TASK REQUIREMENTS: Reproduce word for word the part of the piece on abortion in Ireland, shown below, that begins at the words "Some of the" and stops after the words "a crisis pregnancy.".

SELECTION:
I draw a big breath. Pitying this poor bloke who is about to cop a good 20 minute serve of statistics and studies instead of a shift.

He doesn't know anything about me except that I have an unfortunate taste for Jägerbomb and I know most of the words to Wagon Wheel.

His vote would count as much as mine – if I had one – but I would be dealing with the outcome. It’s not anyone’s fault. Only one of us owns a uterus.

So I ask a question instead.

“If I came home with you and I got pregnant, would you make me have a baby that I didn’t want?”

“No.”

“So what happens?”

He pauses.

“I don’t know.”

‘I don’t know’

His answer is the reason I came back to Ireland after my Women’s Rights party piece at the Rose of Tralee festival in August 2016.

It’s the “I don’t know” dilemma. The murky middle between “I don’t like abortion” and “It’s wrong to force women to have babies when they don’t want to or can’t”. That gap looks like making abortion illegal, but not making it illegal to travel for one. The problem is offshored. Someone else’s issue. We shrug and turn away.

We leave it to mainly women to deal with. Quietly. Not causing a fuss. In my experience, Irish women are exceptionally good at just “getting up and getting on with” whatever life hits them with. This is a sad use of that gift.

Some of the best getting-up-and-getting-on-with-it-ers I know are Rose of Tralee entrants. Yes, Roses have abortions too. A tiara doesn’t make you immune to a crisis pregnancy.

RECORDED DATA:
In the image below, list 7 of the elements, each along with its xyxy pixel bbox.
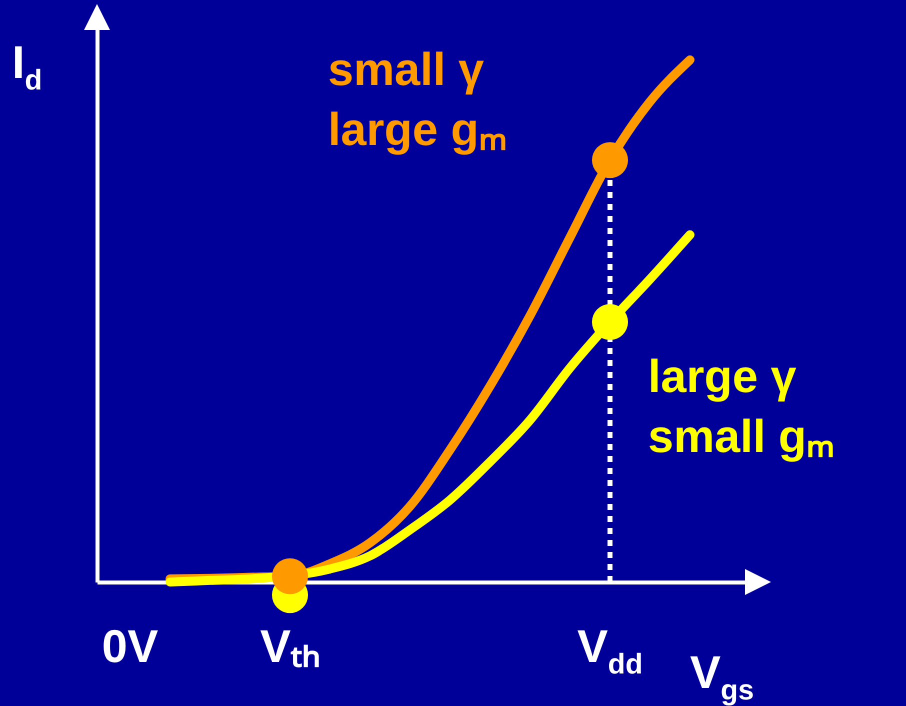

RESPONSE TO THE TASK:
Some of the best getting-up-and-getting-on-with-it-ers I know are Rose of Tralee entrants. Yes, Roses have abortions too. A tiara doesn’t make you immune to a crisis pregnancy.